:: Working data ::
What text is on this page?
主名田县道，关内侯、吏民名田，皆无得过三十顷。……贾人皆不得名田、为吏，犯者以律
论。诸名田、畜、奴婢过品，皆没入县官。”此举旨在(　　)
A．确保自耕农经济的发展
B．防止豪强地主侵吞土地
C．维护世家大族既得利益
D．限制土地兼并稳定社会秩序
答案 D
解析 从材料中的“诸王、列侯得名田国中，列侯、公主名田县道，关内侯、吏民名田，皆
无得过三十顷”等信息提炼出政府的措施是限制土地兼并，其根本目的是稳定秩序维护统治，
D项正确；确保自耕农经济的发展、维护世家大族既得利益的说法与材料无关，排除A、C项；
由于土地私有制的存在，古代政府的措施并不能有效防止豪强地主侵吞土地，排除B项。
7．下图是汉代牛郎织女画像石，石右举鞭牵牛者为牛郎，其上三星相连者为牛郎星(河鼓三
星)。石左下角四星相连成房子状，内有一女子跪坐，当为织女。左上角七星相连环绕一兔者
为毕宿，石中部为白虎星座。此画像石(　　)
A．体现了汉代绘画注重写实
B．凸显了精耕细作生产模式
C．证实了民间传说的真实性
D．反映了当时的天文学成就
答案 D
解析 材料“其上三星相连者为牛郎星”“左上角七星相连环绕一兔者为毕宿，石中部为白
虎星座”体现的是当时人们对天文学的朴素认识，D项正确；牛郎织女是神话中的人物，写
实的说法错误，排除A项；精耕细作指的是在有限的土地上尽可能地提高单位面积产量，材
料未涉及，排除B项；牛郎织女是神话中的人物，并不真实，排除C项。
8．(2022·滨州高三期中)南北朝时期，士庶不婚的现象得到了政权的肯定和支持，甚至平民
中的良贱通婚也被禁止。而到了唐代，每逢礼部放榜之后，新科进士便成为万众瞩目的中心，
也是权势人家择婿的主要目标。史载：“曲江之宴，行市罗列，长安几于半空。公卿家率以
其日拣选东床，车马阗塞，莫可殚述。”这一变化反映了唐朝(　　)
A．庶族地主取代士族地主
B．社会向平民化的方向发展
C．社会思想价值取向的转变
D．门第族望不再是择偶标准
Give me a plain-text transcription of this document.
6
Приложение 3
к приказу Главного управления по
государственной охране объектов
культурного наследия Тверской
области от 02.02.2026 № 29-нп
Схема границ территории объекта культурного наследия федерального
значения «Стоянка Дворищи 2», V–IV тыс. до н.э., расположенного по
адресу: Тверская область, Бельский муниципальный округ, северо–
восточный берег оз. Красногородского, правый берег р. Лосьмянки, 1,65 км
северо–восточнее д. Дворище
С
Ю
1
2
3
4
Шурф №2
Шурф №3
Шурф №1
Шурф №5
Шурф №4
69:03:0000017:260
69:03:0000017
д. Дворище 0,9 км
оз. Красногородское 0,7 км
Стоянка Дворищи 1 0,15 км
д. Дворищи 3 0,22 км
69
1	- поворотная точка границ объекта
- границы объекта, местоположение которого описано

:: The task ::
In the listing above, find the line with "Give me a plain-text" and set down that line and all after it exactly, through the final line.

:: Task output ::
Give me a plain-text transcription of this document.
6
Приложение 3
к приказу Главного управления по
государственной охране объектов
культурного наследия Тверской
области от 02.02.2026 № 29-нп
Схема границ территории объекта культурного наследия федерального
значения «Стоянка Дворищи 2», V–IV тыс. до н.э., расположенного по
адресу: Тверская область, Бельский муниципальный округ, северо–
восточный берег оз. Красногородского, правый берег р. Лосьмянки, 1,65 км
северо–восточнее д. Дворище
С
Ю
1
2
3
4
Шурф №2
Шурф №3
Шурф №1
Шурф №5
Шурф №4
69:03:0000017:260
69:03:0000017
д. Дворище 0,9 км
оз. Красногородское 0,7 км
Стоянка Дворищи 1 0,15 км
д. Дворищи 3 0,22 км
69
1	- поворотная точка границ объекта
- границы объекта, местоположение которого описано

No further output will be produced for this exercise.